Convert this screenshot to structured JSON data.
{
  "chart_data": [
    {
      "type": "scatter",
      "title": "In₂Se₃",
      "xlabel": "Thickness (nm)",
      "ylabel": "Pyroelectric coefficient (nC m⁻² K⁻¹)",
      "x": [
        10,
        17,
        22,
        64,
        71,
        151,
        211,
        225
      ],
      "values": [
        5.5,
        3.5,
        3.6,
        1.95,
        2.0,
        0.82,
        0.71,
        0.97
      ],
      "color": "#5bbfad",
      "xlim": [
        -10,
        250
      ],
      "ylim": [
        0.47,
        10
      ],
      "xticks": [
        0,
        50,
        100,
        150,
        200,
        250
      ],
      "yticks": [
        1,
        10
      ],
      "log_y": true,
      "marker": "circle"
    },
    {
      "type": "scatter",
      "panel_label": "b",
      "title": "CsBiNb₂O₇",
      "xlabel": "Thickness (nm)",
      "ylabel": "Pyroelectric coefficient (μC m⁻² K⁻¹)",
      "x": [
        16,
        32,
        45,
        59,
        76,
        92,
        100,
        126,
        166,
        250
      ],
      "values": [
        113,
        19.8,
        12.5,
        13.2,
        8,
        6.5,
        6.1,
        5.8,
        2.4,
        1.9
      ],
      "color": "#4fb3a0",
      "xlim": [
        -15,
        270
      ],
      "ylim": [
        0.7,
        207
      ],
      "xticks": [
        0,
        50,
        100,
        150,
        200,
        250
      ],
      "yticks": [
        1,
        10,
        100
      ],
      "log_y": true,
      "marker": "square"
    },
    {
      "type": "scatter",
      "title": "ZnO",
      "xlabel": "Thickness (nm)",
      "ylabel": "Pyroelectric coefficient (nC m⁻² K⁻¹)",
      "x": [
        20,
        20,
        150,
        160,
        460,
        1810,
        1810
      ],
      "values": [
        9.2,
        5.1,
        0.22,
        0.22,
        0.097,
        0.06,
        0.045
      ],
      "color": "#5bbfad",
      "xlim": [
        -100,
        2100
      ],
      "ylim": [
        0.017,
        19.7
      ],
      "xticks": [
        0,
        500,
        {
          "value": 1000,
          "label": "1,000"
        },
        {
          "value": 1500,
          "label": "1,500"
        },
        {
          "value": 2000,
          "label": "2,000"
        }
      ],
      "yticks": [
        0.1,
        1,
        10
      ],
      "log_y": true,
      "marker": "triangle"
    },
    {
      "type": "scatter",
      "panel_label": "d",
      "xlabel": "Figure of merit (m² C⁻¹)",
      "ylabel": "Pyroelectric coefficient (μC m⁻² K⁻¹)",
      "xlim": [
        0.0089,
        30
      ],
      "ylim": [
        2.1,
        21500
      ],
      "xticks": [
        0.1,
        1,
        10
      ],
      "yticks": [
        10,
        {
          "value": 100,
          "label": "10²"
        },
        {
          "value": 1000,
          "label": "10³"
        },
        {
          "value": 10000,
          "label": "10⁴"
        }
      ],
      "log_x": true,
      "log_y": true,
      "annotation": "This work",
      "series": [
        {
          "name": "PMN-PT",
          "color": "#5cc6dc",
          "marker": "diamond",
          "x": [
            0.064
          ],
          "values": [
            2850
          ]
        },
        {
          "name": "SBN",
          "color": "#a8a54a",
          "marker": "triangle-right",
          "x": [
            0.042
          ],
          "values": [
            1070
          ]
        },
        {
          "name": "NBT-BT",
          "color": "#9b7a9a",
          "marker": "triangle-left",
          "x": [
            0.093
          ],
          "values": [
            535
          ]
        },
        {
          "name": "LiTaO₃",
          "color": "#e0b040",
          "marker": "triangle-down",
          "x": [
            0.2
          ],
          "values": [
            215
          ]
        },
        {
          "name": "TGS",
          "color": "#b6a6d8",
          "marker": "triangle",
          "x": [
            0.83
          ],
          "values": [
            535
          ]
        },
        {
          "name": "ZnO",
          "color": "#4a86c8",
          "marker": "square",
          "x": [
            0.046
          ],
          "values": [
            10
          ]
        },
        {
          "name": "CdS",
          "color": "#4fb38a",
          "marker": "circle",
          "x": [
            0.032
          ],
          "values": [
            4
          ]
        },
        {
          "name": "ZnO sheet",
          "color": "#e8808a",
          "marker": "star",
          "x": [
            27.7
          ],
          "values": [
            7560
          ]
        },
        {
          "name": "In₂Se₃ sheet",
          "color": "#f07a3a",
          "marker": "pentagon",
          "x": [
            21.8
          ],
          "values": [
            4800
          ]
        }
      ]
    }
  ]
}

══════════════════════════════

### WHAT TO WORK ON:
Copy the records above exactly.

### ANSWER TO THE TASK:
Convert this screenshot to structured JSON data.
{
  "chart_data": [
    {
      "type": "scatter",
      "title": "In₂Se₃",
      "xlabel": "Thickness (nm)",
      "ylabel": "Pyroelectric coefficient (nC m⁻² K⁻¹)",
      "x": [
        10,
        17,
        22,
        64,
        71,
        151,
        211,
        225
      ],
      "values": [
        5.5,
        3.5,
        3.6,
        1.95,
        2.0,
        0.82,
        0.71,
        0.97
      ],
      "color": "#5bbfad",
      "xlim": [
        -10,
        250
      ],
      "ylim": [
        0.47,
        10
      ],
      "xticks": [
        0,
        50,
        100,
        150,
        200,
        250
      ],
      "yticks": [
        1,
        10
      ],
      "log_y": true,
      "marker": "circle"
    },
    {
      "type": "scatter",
      "panel_label": "b",
      "title": "CsBiNb₂O₇",
      "xlabel": "Thickness (nm)",
      "ylabel": "Pyroelectric coefficient (μC m⁻² K⁻¹)",
      "x": [
        16,
        32,
        45,
        59,
        76,
        92,
        100,
        126,
        166,
        250
      ],
      "values": [
        113,
        19.8,
        12.5,
        13.2,
        8,
        6.5,
        6.1,
        5.8,
        2.4,
        1.9
      ],
      "color": "#4fb3a0",
      "xlim": [
        -15,
        270
      ],
      "ylim": [
        0.7,
        207
      ],
      "xticks": [
        0,
        50,
        100,
        150,
        200,
        250
      ],
      "yticks": [
        1,
        10,
        100
      ],
      "log_y": true,
      "marker": "square"
    },
    {
      "type": "scatter",
      "title": "ZnO",
      "xlabel": "Thickness (nm)",
      "ylabel": "Pyroelectric coefficient (nC m⁻² K⁻¹)",
      "x": [
        20,
        20,
        150,
        160,
        460,
        1810,
        1810
      ],
      "values": [
        9.2,
        5.1,
        0.22,
        0.22,
        0.097,
        0.06,
        0.045
      ],
      "color": "#5bbfad",
      "xlim": [
        -100,
        2100
      ],
      "ylim": [
        0.017,
        19.7
      ],
      "xticks": [
        0,
        500,
        {
          "value": 1000,
          "label": "1,000"
        },
        {
          "value": 1500,
          "label": "1,500"
        },
        {
          "value": 2000,
          "label": "2,000"
        }
      ],
      "yticks": [
        0.1,
        1,
        10
      ],
      "log_y": true,
      "marker": "triangle"
    },
    {
      "type": "scatter",
      "panel_label": "d",
      "xlabel": "Figure of merit (m² C⁻¹)",
      "ylabel": "Pyroelectric coefficient (μC m⁻² K⁻¹)",
      "xlim": [
        0.0089,
        30
      ],
      "ylim": [
        2.1,
        21500
      ],
      "xticks": [
        0.1,
        1,
        10
      ],
      "yticks": [
        10,
        {
          "value": 100,
          "label": "10²"
        },
        {
          "value": 1000,
          "label": "10³"
        },
        {
          "value": 10000,
          "label": "10⁴"
        }
      ],
      "log_x": true,
      "log_y": true,
      "annotation": "This work",
      "series": [
        {
          "name": "PMN-PT",
          "color": "#5cc6dc",
          "marker": "diamond",
          "x": [
            0.064
          ],
          "values": [
            2850
          ]
        },
        {
          "name": "SBN",
          "color": "#a8a54a",
          "marker": "triangle-right",
          "x": [
            0.042
          ],
          "values": [
            1070
          ]
        },
        {
          "name": "NBT-BT",
          "color": "#9b7a9a",
          "marker": "triangle-left",
          "x": [
            0.093
          ],
          "values": [
            535
          ]
        },
        {
          "name": "LiTaO₃",
          "color": "#e0b040",
          "marker": "triangle-down",
          "x": [
            0.2
          ],
          "values": [
            215
          ]
        },
        {
          "name": "TGS",
          "color": "#b6a6d8",
          "marker": "triangle",
          "x": [
            0.83
          ],
          "values": [
            535
          ]
        },
        {
          "name": "ZnO",
          "color": "#4a86c8",
          "marker": "square",
          "x": [
            0.046
          ],
          "values": [
            10
          ]
        },
        {
          "name": "CdS",
          "color": "#4fb38a",
          "marker": "circle",
          "x": [
            0.032
          ],
          "values": [
            4
          ]
        },
        {
          "name": "ZnO sheet",
          "color": "#e8808a",
          "marker": "star",
          "x": [
            27.7
          ],
          "values": [
            7560
          ]
        },
        {
          "name": "In₂Se₃ sheet",
          "color": "#f07a3a",
          "marker": "pentagon",
          "x": [
            21.8
          ],
          "values": [
            4800
          ]
        }
      ]
    }
  ]
}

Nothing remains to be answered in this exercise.